| Material shown |
※ ※ ※

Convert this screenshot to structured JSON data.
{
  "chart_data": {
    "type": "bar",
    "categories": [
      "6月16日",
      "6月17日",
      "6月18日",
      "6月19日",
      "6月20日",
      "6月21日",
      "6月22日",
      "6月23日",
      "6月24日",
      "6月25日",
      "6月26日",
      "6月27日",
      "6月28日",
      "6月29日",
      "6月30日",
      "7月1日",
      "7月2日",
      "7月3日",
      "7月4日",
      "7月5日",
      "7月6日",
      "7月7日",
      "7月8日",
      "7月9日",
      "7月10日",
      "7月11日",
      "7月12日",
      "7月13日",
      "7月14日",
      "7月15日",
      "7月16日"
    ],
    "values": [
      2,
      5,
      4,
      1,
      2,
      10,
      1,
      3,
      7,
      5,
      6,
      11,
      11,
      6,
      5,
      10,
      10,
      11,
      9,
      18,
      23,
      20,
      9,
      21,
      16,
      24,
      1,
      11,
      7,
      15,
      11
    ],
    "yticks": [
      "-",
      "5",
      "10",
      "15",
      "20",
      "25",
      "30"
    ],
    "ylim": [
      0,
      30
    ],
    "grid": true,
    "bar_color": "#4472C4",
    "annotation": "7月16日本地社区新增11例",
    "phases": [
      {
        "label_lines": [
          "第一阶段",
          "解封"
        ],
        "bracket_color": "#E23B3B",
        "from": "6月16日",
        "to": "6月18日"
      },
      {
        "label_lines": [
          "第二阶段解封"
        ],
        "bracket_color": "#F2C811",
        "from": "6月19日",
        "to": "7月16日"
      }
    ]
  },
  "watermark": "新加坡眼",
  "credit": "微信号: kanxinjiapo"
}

※ ※ ※

| Required task |
Nothing may be left out: return each entry exactly as it reads.

| Solution below |
Convert this screenshot to structured JSON data.
{
  "chart_data": {
    "type": "bar",
    "categories": [
      "6月16日",
      "6月17日",
      "6月18日",
      "6月19日",
      "6月20日",
      "6月21日",
      "6月22日",
      "6月23日",
      "6月24日",
      "6月25日",
      "6月26日",
      "6月27日",
      "6月28日",
      "6月29日",
      "6月30日",
      "7月1日",
      "7月2日",
      "7月3日",
      "7月4日",
      "7月5日",
      "7月6日",
      "7月7日",
      "7月8日",
      "7月9日",
      "7月10日",
      "7月11日",
      "7月12日",
      "7月13日",
      "7月14日",
      "7月15日",
      "7月16日"
    ],
    "values": [
      2,
      5,
      4,
      1,
      2,
      10,
      1,
      3,
      7,
      5,
      6,
      11,
      11,
      6,
      5,
      10,
      10,
      11,
      9,
      18,
      23,
      20,
      9,
      21,
      16,
      24,
      1,
      11,
      7,
      15,
      11
    ],
    "yticks": [
      "-",
      "5",
      "10",
      "15",
      "20",
      "25",
      "30"
    ],
    "ylim": [
      0,
      30
    ],
    "grid": true,
    "bar_color": "#4472C4",
    "annotation": "7月16日本地社区新增11例",
    "phases": [
      {
        "label_lines": [
          "第一阶段",
          "解封"
        ],
        "bracket_color": "#E23B3B",
        "from": "6月16日",
        "to": "6月18日"
      },
      {
        "label_lines": [
          "第二阶段解封"
        ],
        "bracket_color": "#F2C811",
        "from": "6月19日",
        "to": "7月16日"
      }
    ]
  },
  "watermark": "新加坡眼",
  "credit": "微信号: kanxinjiapo"
}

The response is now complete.